# How much grazing for shetland??



## Cocokelly379 (30 May 2014)

Hi I have recently got a 5 year old Shetland gelding standing at a approx 9h. He isn't overweight and gets plenty of exercise. His previous owner had been keeping him on a starvation patch feeding only hay as he was on 1 acre of grass and she noticed he was lying down a lot and his feet were warm so was worried about laminitis! Since being with me I have slowly been introducing him to grass again and he is now being stabled at night with hay and being let out for 1 hours grazing first thing in the morning and 1 hour late at night and being muzzled during the day. I have sectioned off a tiny patch for him to graze without the muzzle (not even a 1/4 of acre id say) and was wandering if he'd now or soon be able to graze without a muzzle on this small patch all day?? He isn't showing any signs of lami and seems to of adjusted to eating grass well, however the grass is long at the moment as he hasn't eaten it all down, yet! I don't want to make him ill but was thinking as its only a tiny patch could he ever get too much grass? And help and advice would be great!  xx


----------



## L&M (30 May 2014)

We had 2 little people that shared a 3/4 acre paddock - we kept it grazed right down and never rested or rotated it so it remained poor. Even then we had to be careful as both were prone to weight gain.

In the depths of winter they had a section of hay between them am and pm, but never any hard feed.

Tbh if you still have good grass I would either keep him muzzled, or you mow the patch down and remove the cuttings.


----------



## Cocokelly379 (30 May 2014)

Ok thank you. Yes he only has hay never hard feed. So if the grass was down (either cut or grazed) would that small patch hopefully be ok? Its just I know he's a shetti and they are famous for being moody! but when he's had the muzzle off he is brilliant but trying to get him to do anything when he has had it on for a few hours is a nightmare! lol. All he wants to do is graze!

WORK TO COMPLETE:
- a) In the Shetland grazing thread, what parts of the gelding's current daily routine does the first post describe? List each one.
- b) In the Shetland grazing thread, what did L&M's two ponies get to eat in the depths of winter?
- c) Write the next reply in the Shetland grazing thread.

COLLECTED MATERIAL:

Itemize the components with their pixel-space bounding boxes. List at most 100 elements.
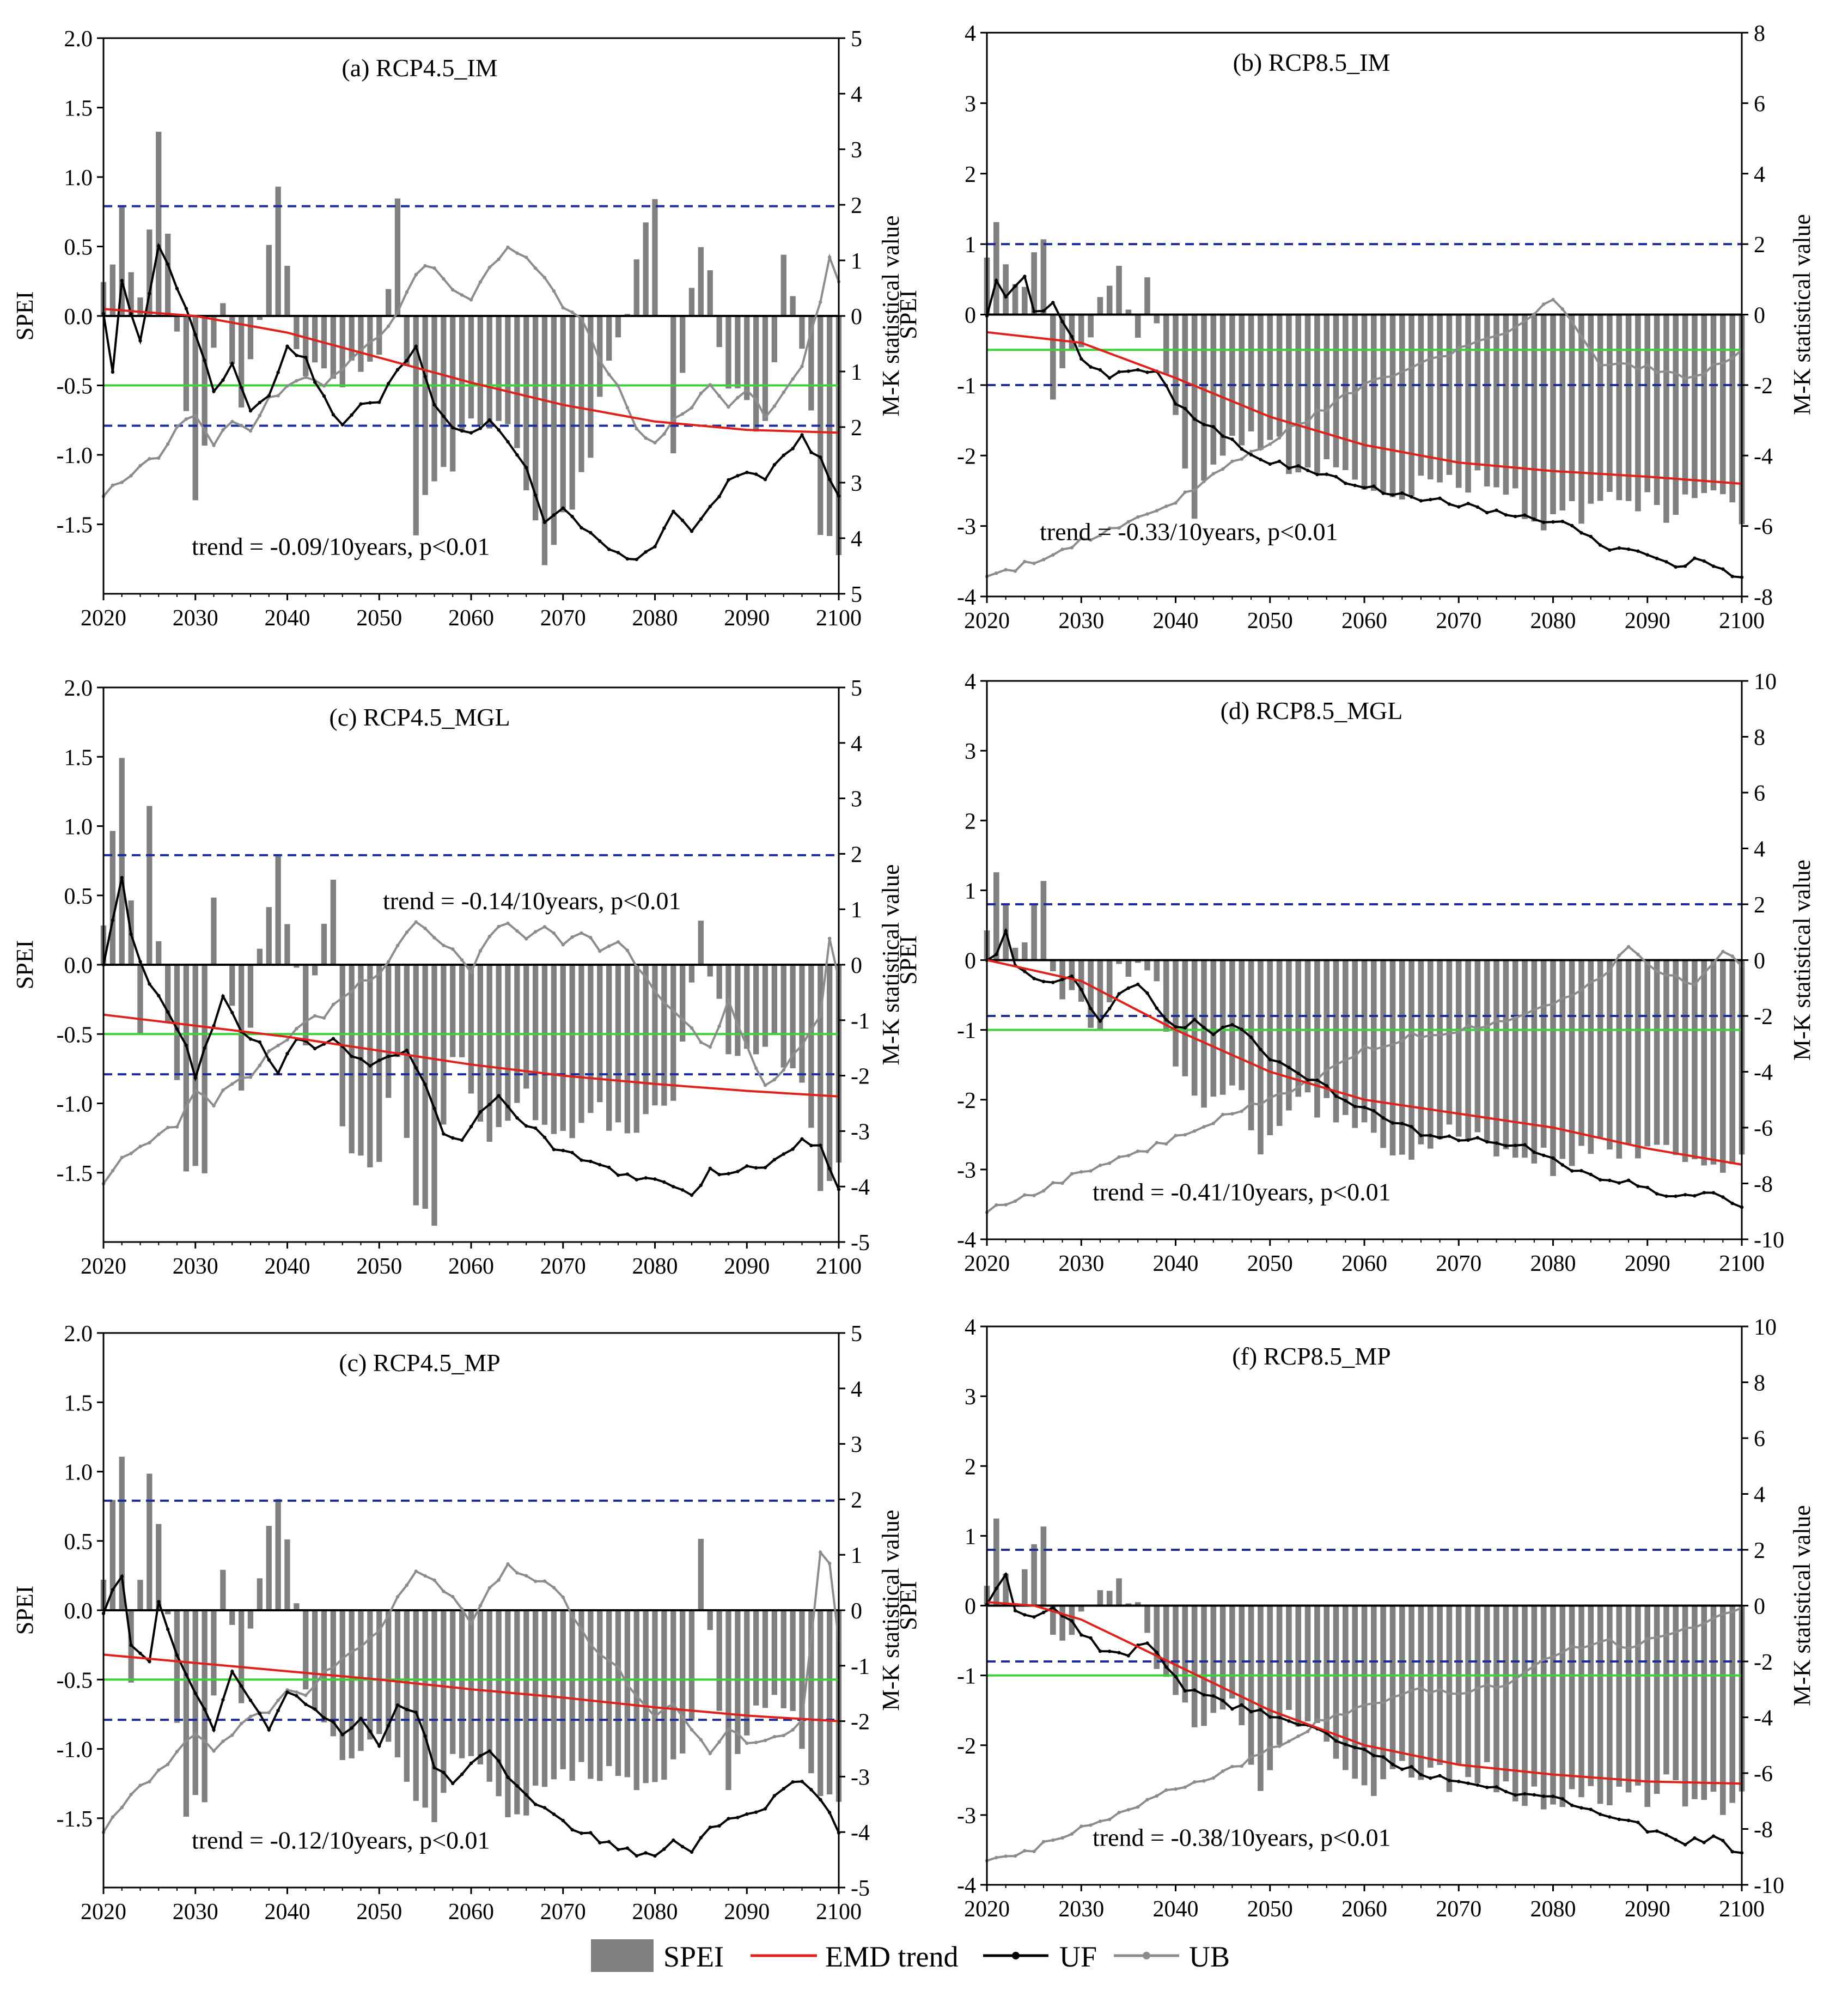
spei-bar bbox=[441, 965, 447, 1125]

RESULTS OF THE EXERCISE:
- a)
- Stabled at night with hay
- Let out for one hour of grazing first thing in the morning
- Let out for one hour of grazing late at night
- Muzzled during the day
- Allowed to graze without the muzzle on a small sectioned-off patch (under a quarter of an acre)

- b) A section of hay between them morning and evening, and never any hard feed.

- c)
----------



## L&M (30 May 2014)

Bless him - if the grass is down then I think your patch would be fine without a muzzle.

Mine weren't ever moody but they were most definitely greedy! 

Have fun - I still miss mine.


----------



## AngieandBen (31 May 2014)

I have two ponies and one horse on an acre, so I suspect 1 acre is far too much for a Shetland.  Don't forget the grass is growing as they are eating!  Quarter of an acre sounds much better;  Greedy little beggars they are lol


----------



## _HP_ (31 May 2014)

I have my two Shetlands in a half acre paddock . I have a track round the outside so when the grass is at it's worse, or if they need to drop weight they go on it and the rest of the time they have it all.
Just remember, Shetlands requirements are the same as any equine ( just smaller) and a low calorie balancer such asSpilkers Lite Balancer or supplement like ProBalance + will help keep them in optimum health.
I would check digital pulses daily so you can catch any changes quickly.
Mine live out 24/7 like this without a muzzle .
I prefer them to live out constantly as I find it keeps the grass down and stops them gorging.
I guess it depends on how lush your grass is as to whether you keep the muzzle on or not. Can you get it grazed down?


----------



## Cocokelly379 (31 May 2014)

Thanks for all the advice.  I think i'm going to keep gradually increasing his grazing time until the grass is down then try without his muzzle and keep a careful eye on his weight and feet etc and see how he goes. Hopefully he will be ok! Does that sound ok? I'm worried if I get it grazed down I will soon run out of grass.


----------



## L&M (31 May 2014)

if you run out of grass just supplement with some soaked hay......our shets paddock in a dry summer resembled a desert but somehow they still managed to find stuff to eat and never really lost much weight!

Better to have too little than too much with shetlands!


----------



## Christmas Crumpet (2 June 2014)

I have a little miniature horse which stands at 8.5hh. She was seriously overweight when I got her earlier on this summer so have taken radical steps to ensure she lost weight and doesn't get laminitis!!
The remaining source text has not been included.